Supplied records:
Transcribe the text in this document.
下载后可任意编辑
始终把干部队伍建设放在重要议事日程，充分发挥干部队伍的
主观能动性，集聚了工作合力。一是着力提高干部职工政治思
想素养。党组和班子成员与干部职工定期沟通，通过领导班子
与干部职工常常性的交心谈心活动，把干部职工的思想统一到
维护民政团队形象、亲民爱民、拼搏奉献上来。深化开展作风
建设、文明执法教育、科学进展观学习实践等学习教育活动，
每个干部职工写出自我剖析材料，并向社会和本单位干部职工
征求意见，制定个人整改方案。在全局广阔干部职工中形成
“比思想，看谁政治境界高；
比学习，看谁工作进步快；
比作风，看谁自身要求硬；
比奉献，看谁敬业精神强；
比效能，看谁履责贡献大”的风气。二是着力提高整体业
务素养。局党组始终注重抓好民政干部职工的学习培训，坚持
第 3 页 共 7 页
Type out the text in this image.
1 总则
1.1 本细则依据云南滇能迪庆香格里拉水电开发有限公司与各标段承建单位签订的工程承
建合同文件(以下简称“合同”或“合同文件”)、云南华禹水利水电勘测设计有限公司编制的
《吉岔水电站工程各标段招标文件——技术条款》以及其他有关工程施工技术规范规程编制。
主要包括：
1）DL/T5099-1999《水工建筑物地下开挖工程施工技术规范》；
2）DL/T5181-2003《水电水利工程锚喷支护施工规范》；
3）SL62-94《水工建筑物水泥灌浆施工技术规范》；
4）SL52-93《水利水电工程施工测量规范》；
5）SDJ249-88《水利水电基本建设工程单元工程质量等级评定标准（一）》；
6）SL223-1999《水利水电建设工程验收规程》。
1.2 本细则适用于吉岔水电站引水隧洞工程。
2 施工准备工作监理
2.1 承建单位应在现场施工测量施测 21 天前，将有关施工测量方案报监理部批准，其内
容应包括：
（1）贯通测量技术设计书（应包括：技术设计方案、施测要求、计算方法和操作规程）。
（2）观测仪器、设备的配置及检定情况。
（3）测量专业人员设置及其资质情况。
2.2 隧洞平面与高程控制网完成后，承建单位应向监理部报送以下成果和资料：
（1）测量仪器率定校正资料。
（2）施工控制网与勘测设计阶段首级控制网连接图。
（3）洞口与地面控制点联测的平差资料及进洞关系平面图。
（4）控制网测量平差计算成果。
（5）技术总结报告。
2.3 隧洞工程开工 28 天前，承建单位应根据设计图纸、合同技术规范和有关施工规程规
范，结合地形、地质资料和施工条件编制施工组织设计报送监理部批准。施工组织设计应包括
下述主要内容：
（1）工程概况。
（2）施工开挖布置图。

Objective:
Identify each line in the records above containing the word "this"; copy those lines.

Response:
Transcribe the text in this document.
Type out the text in this image.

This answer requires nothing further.